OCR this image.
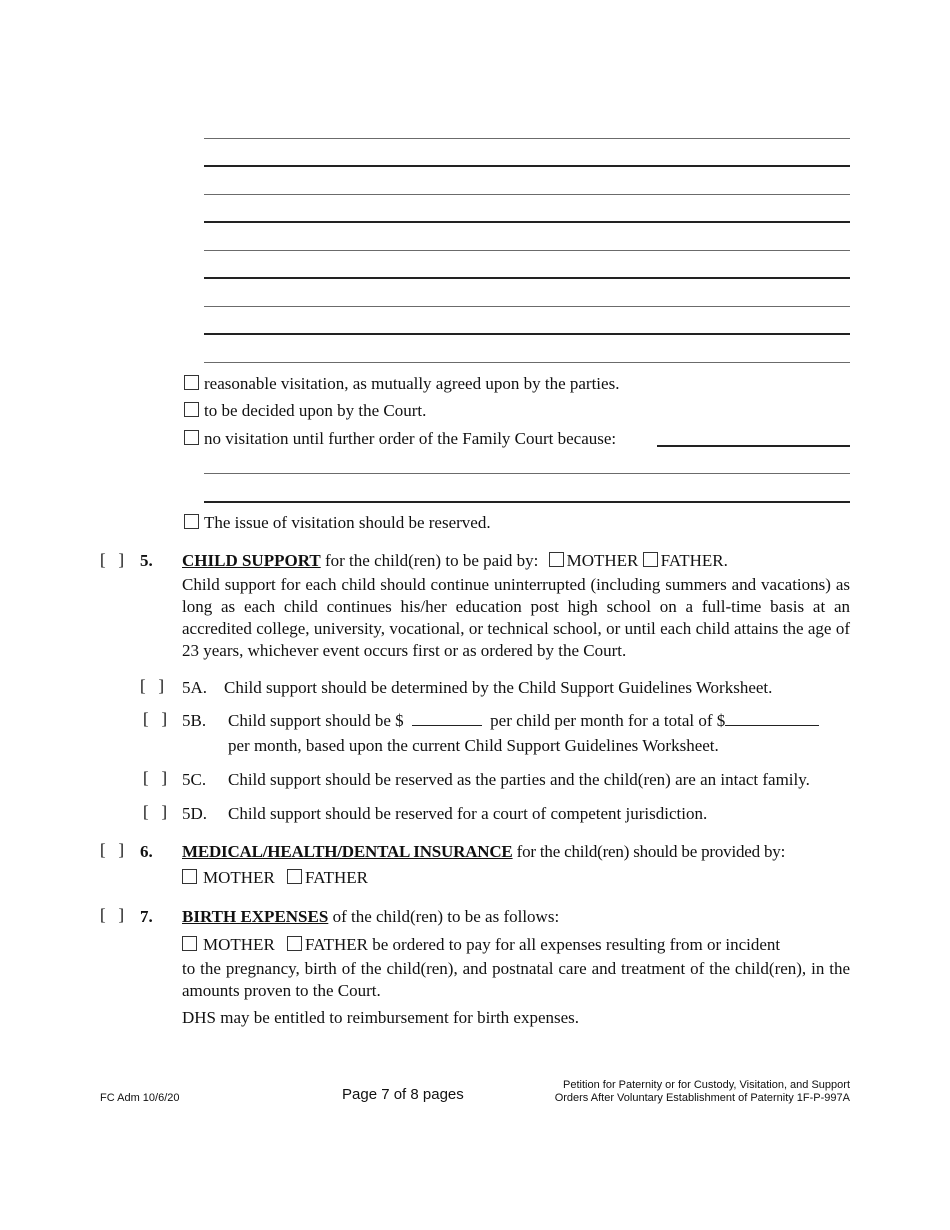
reasonable visitation, as mutually agreed upon by the parties.
to be decided upon by the Court.
no visitation until further order of the Family Court because:
The issue of visitation should be reserved.
[   ] 5. CHILD SUPPORT for the child(ren) to be paid by: MOTHER FATHER.
Child support for each child should continue uninterrupted (including summers and vacations) as long as each child continues his/her education post high school on a full-time basis at an accredited college, university, vocational, or technical school, or until each child attains the age of 23 years, whichever event occurs first or as ordered by the Court.
[   ] 5A. Child support should be determined by the Child Support Guidelines Worksheet.
[   ] 5B. Child support should be $	per child per month for a total of $
per month, based upon the current Child Support Guidelines Worksheet.
[   ] 5C. Child support should be reserved as the parties and the child(ren) are an intact family.
[   ] 5D. Child support should be reserved for a court of competent jurisdiction.
[   ] 6. MEDICAL/HEALTH/DENTAL INSURANCE for the child(ren) should be provided by:
MOTHER FATHER
[   ] 7. BIRTH EXPENSES of the child(ren) to be as follows:
MOTHER FATHER be ordered to pay for all expenses resulting from or incident
to the pregnancy, birth of the child(ren), and postnatal care and treatment of the child(ren), in the amounts proven to the Court.
DHS may be entitled to reimbursement for birth expenses.
FC Adm 10/6/20	Page 7 of 8 pages
Petition for Paternity or for Custody, Visitation, and Support
Orders After Voluntary Establishment of Paternity 1F-P-997A
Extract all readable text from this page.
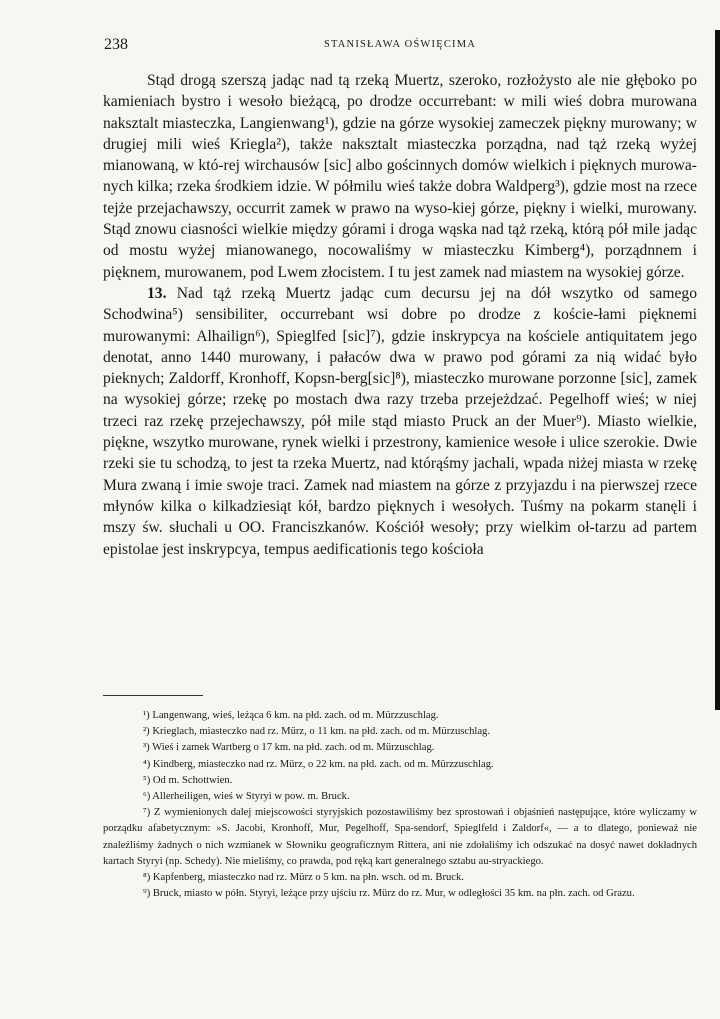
238	STANISŁAWA OŚWIĘCIMA

Stąd drogą szerszą jadąc nad tą rzeką Muertz, szeroko, rozłożysto ale nie głęboko po kamieniach bystro i wesoło bieżącą, po drodze occurrebant: w mili wieś dobra murowana naksztalt miasteczka, Langienwang¹), gdzie na górze wysokiej zameczek piękny murowany; w drugiej mili wieś Kriegla²), także naksztalt miasteczka porządna, nad tąż rzeką wyżej mianowaną, w któ-rej wirchausów [sic] albo gościnnych domów wielkich i pięknych murowa-nych kilka; rzeka środkiem idzie. W półmilu wieś także dobra Waldperg³), gdzie most na rzece tejże przejachawszy, occurrit zamek w prawo na wyso-kiej górze, piękny i wielki, murowany. Stąd znowu ciasności wielkie między górami i droga wąska nad tąż rzeką, którą pół mile jadąc od mostu wyżej mianowanego, nocowaliśmy w miasteczku Kimberg⁴), porządnnem i pięknem, murowanem, pod Lwem złocistem. I tu jest zamek nad miastem na wysokiej górze.

13. Nad tąż rzeką Muertz jadąc cum decursu jej na dół wszytko od samego Schodwina⁵) sensibiliter, occurrebant wsi dobre po drodze z koście-łami pięknemi murowanymi: Alhailign⁶), Spieglfed [sic]⁷), gdzie inskrypcya na kościele antiquitatem jego denotat, anno 1440 murowany, i pałaców dwa w prawo pod górami za nią widać było pieknych; Zaldorff, Kronhoff, Kopsn-berg[sic]⁸), miasteczko murowane porzonne [sic], zamek na wysokiej górze; rzekę po mostach dwa razy trzeba przejeżdzać. Pegelhoff wieś; w niej trzeci raz rzekę przejechawszy, pół mile stąd miasto Pruck an der Muer⁹). Miasto wielkie, piękne, wszytko murowane, rynek wielki i przestrony, kamienice wesołe i ulice szerokie. Dwie rzeki sie tu schodzą, to jest ta rzeka Muertz, nad którąśmy jachali, wpada niżej miasta w rzekę Mura zwaną i imie swoje traci. Zamek nad miastem na górze z przyjazdu i na pierwszej rzece młynów kilka o kilkadziesiąt kół, bardzo pięknych i wesołych. Tuśmy na pokarm stanęli i mszy św. słuchali u OO. Franciszkanów. Kościół wesoły; przy wielkim oł-tarzu ad partem epistolae jest inskrypcya, tempus aedificationis tego kościoła

¹) Langenwang, wieś, leżąca 6 km. na płd. zach. od m. Mürzzuschlag.

²) Krieglach, miasteczko nad rz. Mürz, o 11 km. na płd. zach. od m. Mürzuschlag.

³) Wieś i zamek Wartberg o 17 km. na płd. zach. od m. Mürzuschlag.

⁴) Kindberg, miasteczko nad rz. Mürz, o 22 km. na płd. zach. od m. Mürzzuschlag.

⁵) Od m. Schottwien.

⁶) Allerheiligen, wieś w Styryi w pow. m. Bruck.

⁷) Z wymienionych dalej miejscowości styryjskich pozostawiliśmy bez sprostowań i objaśnień następujące, które wyliczamy w porządku afabetycznym: »S. Jacobi, Kronhoff, Mur, Pegelhoff, Spa-sendorf, Spieglfeld i Zaldorf«, — a to dlatego, ponieważ nie znaleźliśmy żadnych o nich wzmianek w Słowniku geograficznym Rittera, ani nie zdołaliśmy ich odszukać na dosyć nawet dokładnych kartach Styryi (np. Schedy). Nie mieliśmy, co prawda, pod ręką kart generalnego sztabu au-stryackiego.

⁸) Kapfenberg, miasteczko nad rz. Mürz o 5 km. na płn. wsch. od m. Bruck.

⁹) Bruck, miasto w półn. Styryi, leżące przy ujściu rz. Mürz do rz. Mur, w odległości 35 km. na płn. zach. od Grazu.
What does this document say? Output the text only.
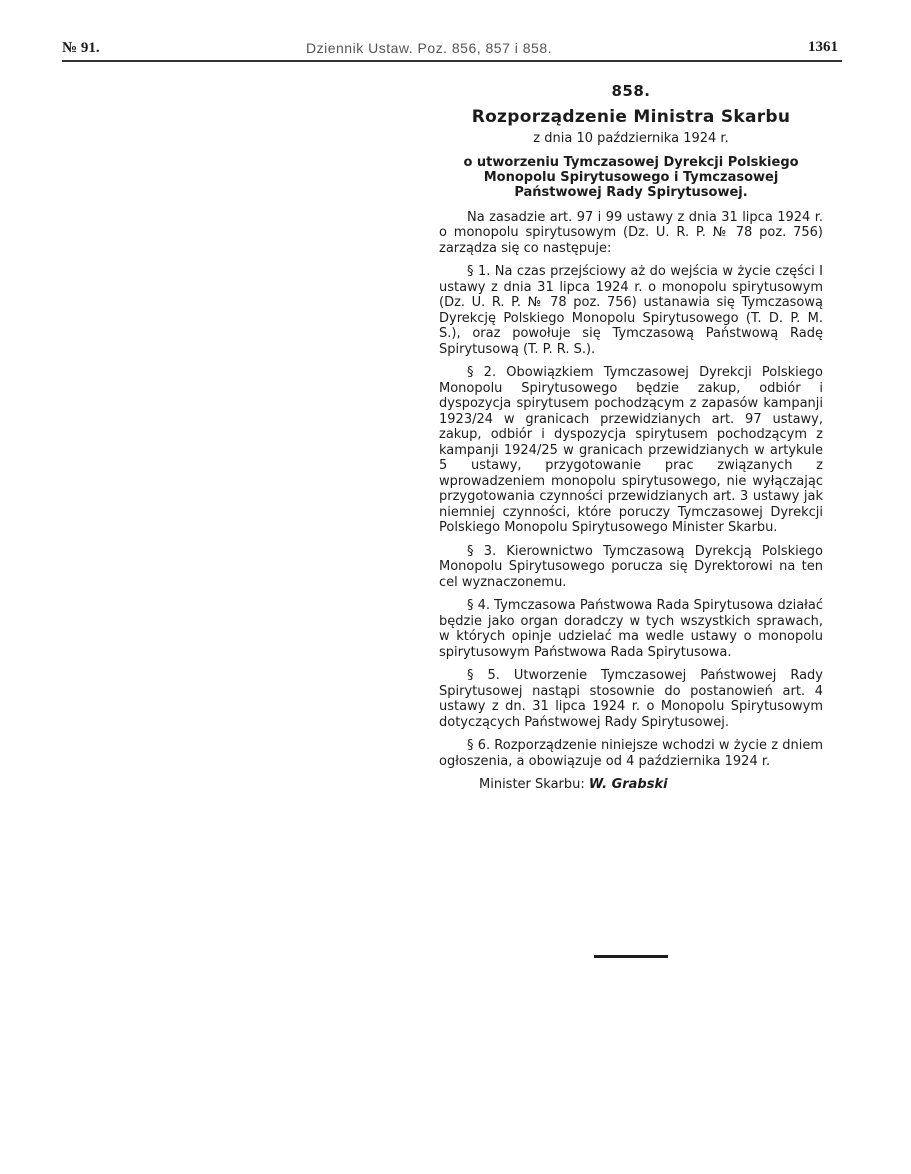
№ 91.	Dziennik Ustaw. Poz. 856, 857 i 858.	1361
858.
Rozporządzenie Ministra Skarbu
z dnia 10 października 1924 r.
o utworzeniu Tymczasowej Dyrekcji Polskiego Monopolu Spirytusowego i Tymczasowej Państwowej Rady Spirytusowej.

Na zasadzie art. 97 i 99 ustawy z dnia 31 lipca 1924 r. o monopolu spirytusowym (Dz. U. R. P. № 78 poz. 756) zarządza się co następuje:

§ 1. Na czas przejściowy aż do wejścia w życie części I ustawy z dnia 31 lipca 1924 r. o monopolu spirytusowym (Dz. U. R. P. № 78 poz. 756) ustanawia się Tymczasową Dyrekcję Polskiego Monopolu Spirytusowego (T. D. P. M. S.), oraz powołuje się Tymczasową Państwową Radę Spirytusową (T. P. R. S.).

§ 2. Obowiązkiem Tymczasowej Dyrekcji Polskiego Monopolu Spirytusowego będzie zakup, odbiór i dyspozycja spirytusem pochodzącym z zapasów kampanji 1923/24 w granicach przewidzianych art. 97 ustawy, zakup, odbiór i dyspozycja spirytusem pochodzącym z kampanji 1924/25 w granicach przewidzianych w artykule 5 ustawy, przygotowanie prac związanych z wprowadzeniem monopolu spirytusowego, nie wyłączając przygotowania czynności przewidzianych art. 3 ustawy jak niemniej czynności, które poruczy Tymczasowej Dyrekcji Polskiego Monopolu Spirytusowego Minister Skarbu.

§ 3. Kierownictwo Tymczasową Dyrekcją Polskiego Monopolu Spirytusowego porucza się Dyrektorowi na ten cel wyznaczonemu.

§ 4. Tymczasowa Państwowa Rada Spirytusowa działać będzie jako organ doradczy w tych wszystkich sprawach, w których opinje udzielać ma wedle ustawy o monopolu spirytusowym Państwowa Rada Spirytusowa.

§ 5. Utworzenie Tymczasowej Państwowej Rady Spirytusowej nastąpi stosownie do postanowień art. 4 ustawy z dn. 31 lipca 1924 r. o Monopolu Spirytusowym dotyczących Państwowej Rady Spirytusowej.

§ 6. Rozporządzenie niniejsze wchodzi w życie z dniem ogłoszenia, a obowiązuje od 4 października 1924 r.

Minister Skarbu: W. Grabski
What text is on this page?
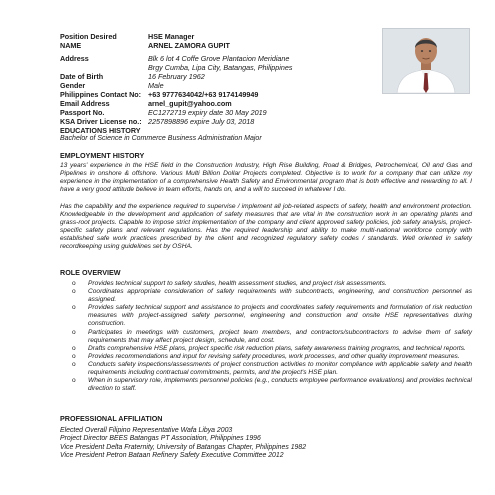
Position Desired	HSE Manager
NAME	ARNEL ZAMORA GUPIT
Address	Blk 6 lot 4 Coffe Grove Plantacion Meridiane
Brgy Cumba, Lipa City, Batangas, Philippines
Date of Birth	16 February 1962
Gender	Male
Philippines Contact No: +63 9777634042/+63 9174149949
Email Address	arnel_gupit@yahoo.com
Passport No.	EC1272719 expiry date 30 May 2019
KSA Driver License no.: 2257898896 expire July 03, 2018
EDUCATIONS HISTORY
Bachelor of Science in Commerce Business Administration Major
EMPLOYMENT HISTORY
13 years' experience in the HSE field in the Construction Industry, High Rise Building, Road & Bridges, Petrochemical, Oil and Gas and Pipelines in onshore & offshore. Various Multi Billion Dollar Projects completed. Objective is to work for a company that can utilize my experience in the implementation of a comprehensive Health Safety and Environmental program that is both effective and rewarding to all. I have a very good attitude believe in team efforts, hands on, and a will to succeed in whatever I do.
Has the capability and the experience required to supervise / implement all job-related aspects of safety, health and environment protection. Knowledgeable in the development and application of safety measures that are vital in the construction work in an operating plants and grass-root projects. Capable to impose strict implementation of the company and client approved safety policies, job safety analysis, project-specific safety plans and relevant regulations. Has the required leadership and ability to make multi-national workforce comply with established safe work practices prescribed by the client and recognized regulatory safety codes / standards. Well oriented in safety recordkeeping using guidelines set by OSHA.
ROLE OVERVIEW
o Provides technical support to safety studies, health assessment studies, and project risk assessments.
o Coordinates appropriate consideration of safety requirements with subcontracts, engineering, and construction personnel as assigned.
o Provides safety technical support and assistance to projects and coordinates safety requirements and formulation of risk reduction measures with project-assigned safety personnel, engineering and construction and onsite HSE representatives during construction.
o Participates in meetings with customers, project team members, and contractors/subcontractors to advise them of safety requirements that may affect project design, schedule, and cost.
o Drafts comprehensive HSE plans, project specific risk reduction plans, safety awareness training programs, and technical reports.
o Provides recommendations and input for revising safety procedures, work processes, and other quality improvement measures.
o Conducts safety inspections/assessments of project construction activities to monitor compliance with applicable safety and health requirements including contractual commitments, permits, and the project's HSE plan.
o When in supervisory role, implements personnel policies (e.g., conducts employee performance evaluations) and provides technical direction to staff.
PROFESSIONAL AFFILIATION
Elected Overall Filipino Representative Wafa Libya 2003
Project Director BEES Batangas PT Association, Philippines 1996
Vice President Delta Fraternity, University of Batangas Chapter, Philippines 1982
Vice President Petron Bataan Refinery Safety Executive Committee 2012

== == ==

Select every line above that contains the word "Worksheet", and copy it.

§ Exercise output
[   ] 5A. Child support should be determined by the Child Support Guidelines Worksheet.
per month, based upon the current Child Support Guidelines Worksheet.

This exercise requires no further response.